> **Instruction**
Make an exact copy of the entries below.

================

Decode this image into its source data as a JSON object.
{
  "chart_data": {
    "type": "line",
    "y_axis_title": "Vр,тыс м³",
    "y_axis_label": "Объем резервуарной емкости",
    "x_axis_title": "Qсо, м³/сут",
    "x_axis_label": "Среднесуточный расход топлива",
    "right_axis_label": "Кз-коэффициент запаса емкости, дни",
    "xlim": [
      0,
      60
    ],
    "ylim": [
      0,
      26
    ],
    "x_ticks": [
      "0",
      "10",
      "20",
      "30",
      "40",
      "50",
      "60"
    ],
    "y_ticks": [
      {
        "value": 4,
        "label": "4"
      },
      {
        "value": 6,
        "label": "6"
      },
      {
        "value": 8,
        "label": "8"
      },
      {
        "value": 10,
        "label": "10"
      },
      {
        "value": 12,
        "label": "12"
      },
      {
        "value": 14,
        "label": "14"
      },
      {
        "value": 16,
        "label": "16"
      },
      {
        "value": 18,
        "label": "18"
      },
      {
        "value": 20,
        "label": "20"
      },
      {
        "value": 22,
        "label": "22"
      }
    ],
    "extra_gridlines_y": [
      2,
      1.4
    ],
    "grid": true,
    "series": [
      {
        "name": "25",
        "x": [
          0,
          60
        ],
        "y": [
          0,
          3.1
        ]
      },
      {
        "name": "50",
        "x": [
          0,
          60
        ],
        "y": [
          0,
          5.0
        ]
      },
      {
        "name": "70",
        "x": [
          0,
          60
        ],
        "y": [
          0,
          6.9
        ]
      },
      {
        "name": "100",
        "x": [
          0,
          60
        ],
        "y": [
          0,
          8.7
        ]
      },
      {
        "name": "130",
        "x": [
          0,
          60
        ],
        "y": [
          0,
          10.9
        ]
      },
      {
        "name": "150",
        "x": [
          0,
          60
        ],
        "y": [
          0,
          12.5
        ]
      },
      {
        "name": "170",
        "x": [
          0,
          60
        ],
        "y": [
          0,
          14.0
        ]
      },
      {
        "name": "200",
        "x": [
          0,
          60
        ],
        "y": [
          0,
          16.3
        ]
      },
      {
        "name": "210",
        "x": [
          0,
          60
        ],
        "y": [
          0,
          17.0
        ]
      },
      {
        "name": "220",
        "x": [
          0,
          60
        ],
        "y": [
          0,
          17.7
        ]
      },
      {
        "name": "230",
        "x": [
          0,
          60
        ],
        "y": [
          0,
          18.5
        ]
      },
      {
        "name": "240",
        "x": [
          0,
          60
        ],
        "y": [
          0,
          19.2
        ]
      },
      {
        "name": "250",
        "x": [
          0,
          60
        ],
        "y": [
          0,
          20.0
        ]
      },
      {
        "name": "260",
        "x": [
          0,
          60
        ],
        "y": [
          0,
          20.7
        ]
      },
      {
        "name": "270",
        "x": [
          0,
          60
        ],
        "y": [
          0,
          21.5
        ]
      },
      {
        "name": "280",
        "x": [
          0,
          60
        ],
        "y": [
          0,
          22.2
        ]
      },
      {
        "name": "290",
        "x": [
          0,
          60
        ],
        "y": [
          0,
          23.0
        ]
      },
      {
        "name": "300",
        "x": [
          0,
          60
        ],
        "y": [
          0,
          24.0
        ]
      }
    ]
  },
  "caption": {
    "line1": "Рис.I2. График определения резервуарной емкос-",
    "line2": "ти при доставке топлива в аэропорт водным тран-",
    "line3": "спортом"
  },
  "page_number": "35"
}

================

> **Response**
Decode this image into its source data as a JSON object.
{
  "chart_data": {
    "type": "line",
    "y_axis_title": "Vр,тыс м³",
    "y_axis_label": "Объем резервуарной емкости",
    "x_axis_title": "Qсо, м³/сут",
    "x_axis_label": "Среднесуточный расход топлива",
    "right_axis_label": "Кз-коэффициент запаса емкости, дни",
    "xlim": [
      0,
      60
    ],
    "ylim": [
      0,
      26
    ],
    "x_ticks": [
      "0",
      "10",
      "20",
      "30",
      "40",
      "50",
      "60"
    ],
    "y_ticks": [
      {
        "value": 4,
        "label": "4"
      },
      {
        "value": 6,
        "label": "6"
      },
      {
        "value": 8,
        "label": "8"
      },
      {
        "value": 10,
        "label": "10"
      },
      {
        "value": 12,
        "label": "12"
      },
      {
        "value": 14,
        "label": "14"
      },
      {
        "value": 16,
        "label": "16"
      },
      {
        "value": 18,
        "label": "18"
      },
      {
        "value": 20,
        "label": "20"
      },
      {
        "value": 22,
        "label": "22"
      }
    ],
    "extra_gridlines_y": [
      2,
      1.4
    ],
    "grid": true,
    "series": [
      {
        "name": "25",
        "x": [
          0,
          60
        ],
        "y": [
          0,
          3.1
        ]
      },
      {
        "name": "50",
        "x": [
          0,
          60
        ],
        "y": [
          0,
          5.0
        ]
      },
      {
        "name": "70",
        "x": [
          0,
          60
        ],
        "y": [
          0,
          6.9
        ]
      },
      {
        "name": "100",
        "x": [
          0,
          60
        ],
        "y": [
          0,
          8.7
        ]
      },
      {
        "name": "130",
        "x": [
          0,
          60
        ],
        "y": [
          0,
          10.9
        ]
      },
      {
        "name": "150",
        "x": [
          0,
          60
        ],
        "y": [
          0,
          12.5
        ]
      },
      {
        "name": "170",
        "x": [
          0,
          60
        ],
        "y": [
          0,
          14.0
        ]
      },
      {
        "name": "200",
        "x": [
          0,
          60
        ],
        "y": [
          0,
          16.3
        ]
      },
      {
        "name": "210",
        "x": [
          0,
          60
        ],
        "y": [
          0,
          17.0
        ]
      },
      {
        "name": "220",
        "x": [
          0,
          60
        ],
        "y": [
          0,
          17.7
        ]
      },
      {
        "name": "230",
        "x": [
          0,
          60
        ],
        "y": [
          0,
          18.5
        ]
      },
      {
        "name": "240",
        "x": [
          0,
          60
        ],
        "y": [
          0,
          19.2
        ]
      },
      {
        "name": "250",
        "x": [
          0,
          60
        ],
        "y": [
          0,
          20.0
        ]
      },
      {
        "name": "260",
        "x": [
          0,
          60
        ],
        "y": [
          0,
          20.7
        ]
      },
      {
        "name": "270",
        "x": [
          0,
          60
        ],
        "y": [
          0,
          21.5
        ]
      },
      {
        "name": "280",
        "x": [
          0,
          60
        ],
        "y": [
          0,
          22.2
        ]
      },
      {
        "name": "290",
        "x": [
          0,
          60
        ],
        "y": [
          0,
          23.0
        ]
      },
      {
        "name": "300",
        "x": [
          0,
          60
        ],
        "y": [
          0,
          24.0
        ]
      }
    ]
  },
  "caption": {
    "line1": "Рис.I2. График определения резервуарной емкос-",
    "line2": "ти при доставке топлива в аэропорт водным тран-",
    "line3": "спортом"
  },
  "page_number": "35"
}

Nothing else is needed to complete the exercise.